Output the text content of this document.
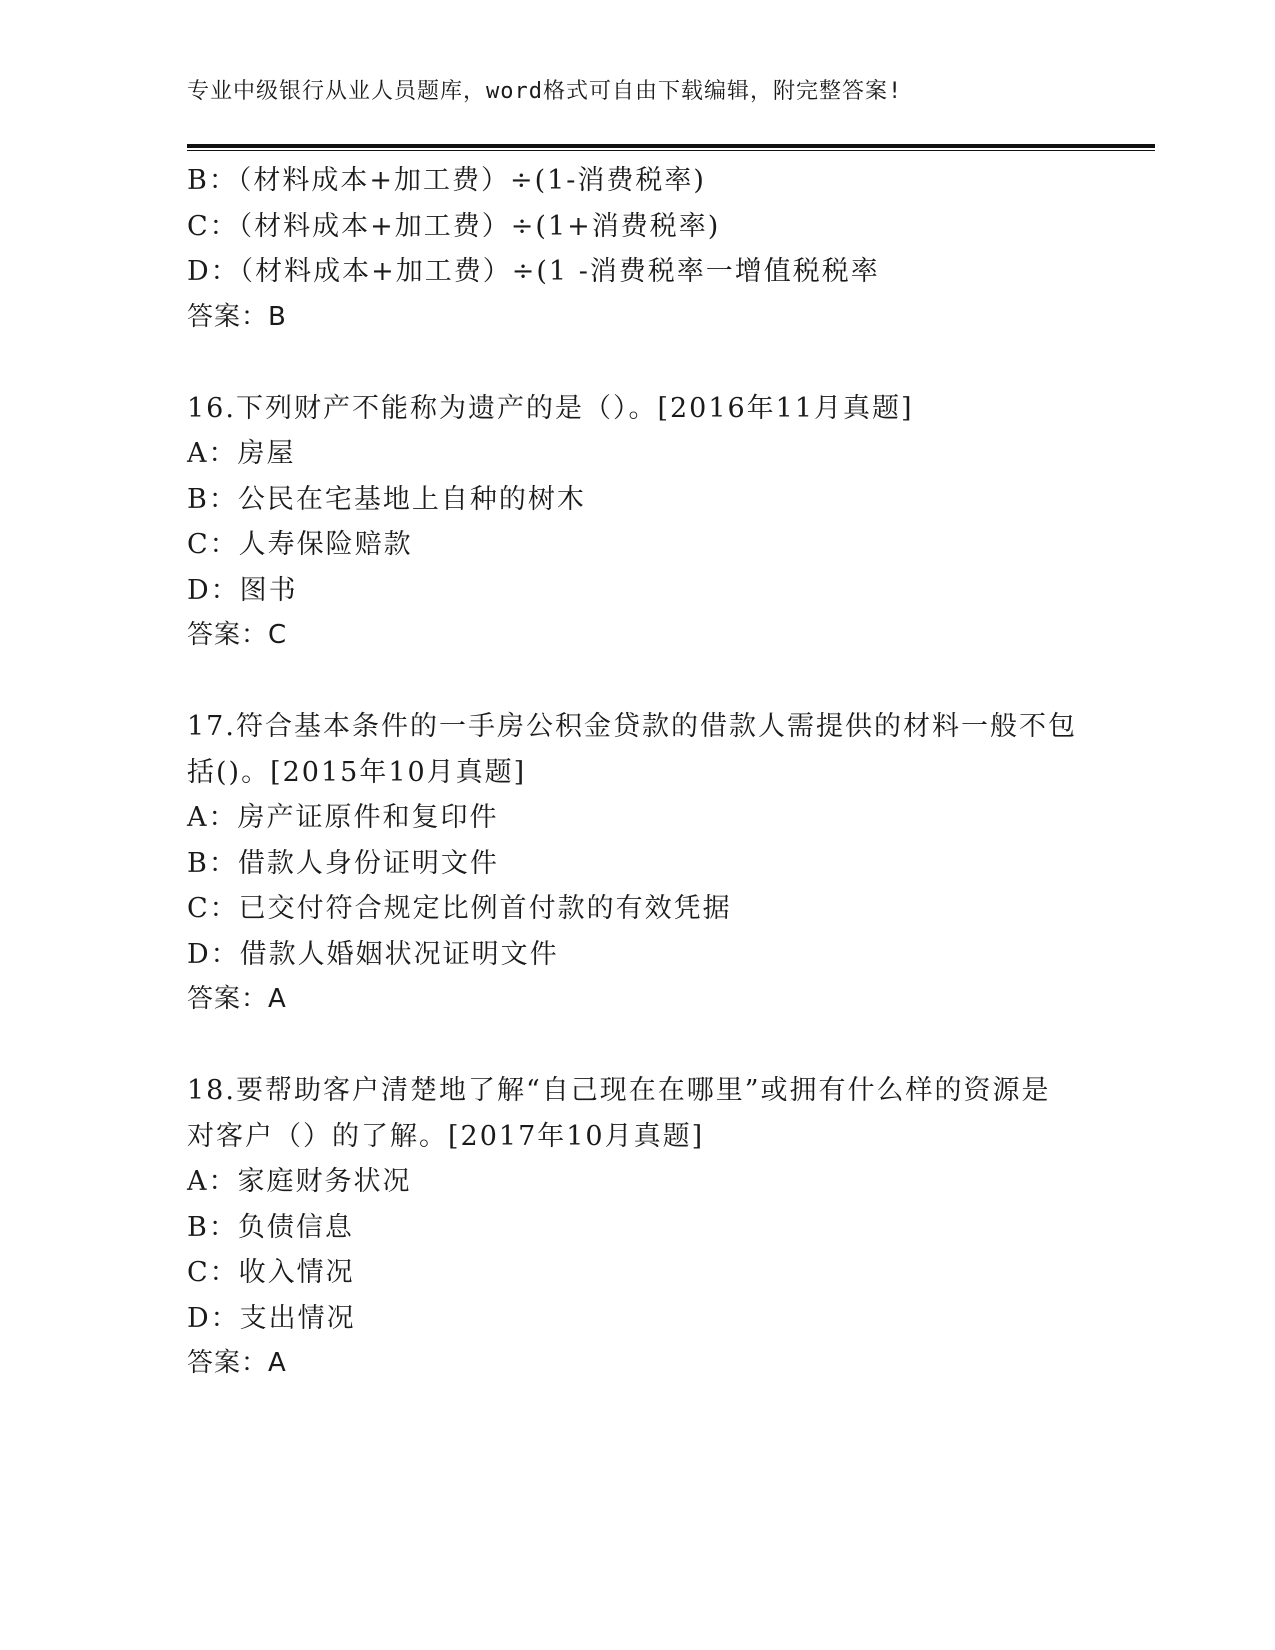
专业中级银行从业人员题库，word格式可自由下载编辑，附完整答案!
B：（材料成本+加工费）÷(1-消费税率)
C：（材料成本+加工费）÷(1+消费税率)
D：（材料成本+加工费）÷(1 -消费税率一增值税税率
答案：B
16.下列财产不能称为遗产的是（）。[2016年11月真题]
A：房屋
B：公民在宅基地上自种的树木
C：人寿保险赔款
D：图书
答案：C
17.符合基本条件的一手房公积金贷款的借款人需提供的材料一般不包
括()。[2015年10月真题]
A：房产证原件和复印件
B：借款人身份证明文件
C：已交付符合规定比例首付款的有效凭据
D：借款人婚姻状况证明文件
答案：A
18.要帮助客户清楚地了解“自己现在在哪里”或拥有什么样的资源是
对客户（）的了解。[2017年10月真题]
A：家庭财务状况
B：负债信息
C：收入情况
D：支出情况
答案：A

※ ※ ※

### GIVEN INSTRUCTION
Determine the count of lines in the data above with the string "材料成本" in them, and give that count alone.

### WRITTEN REPLY
3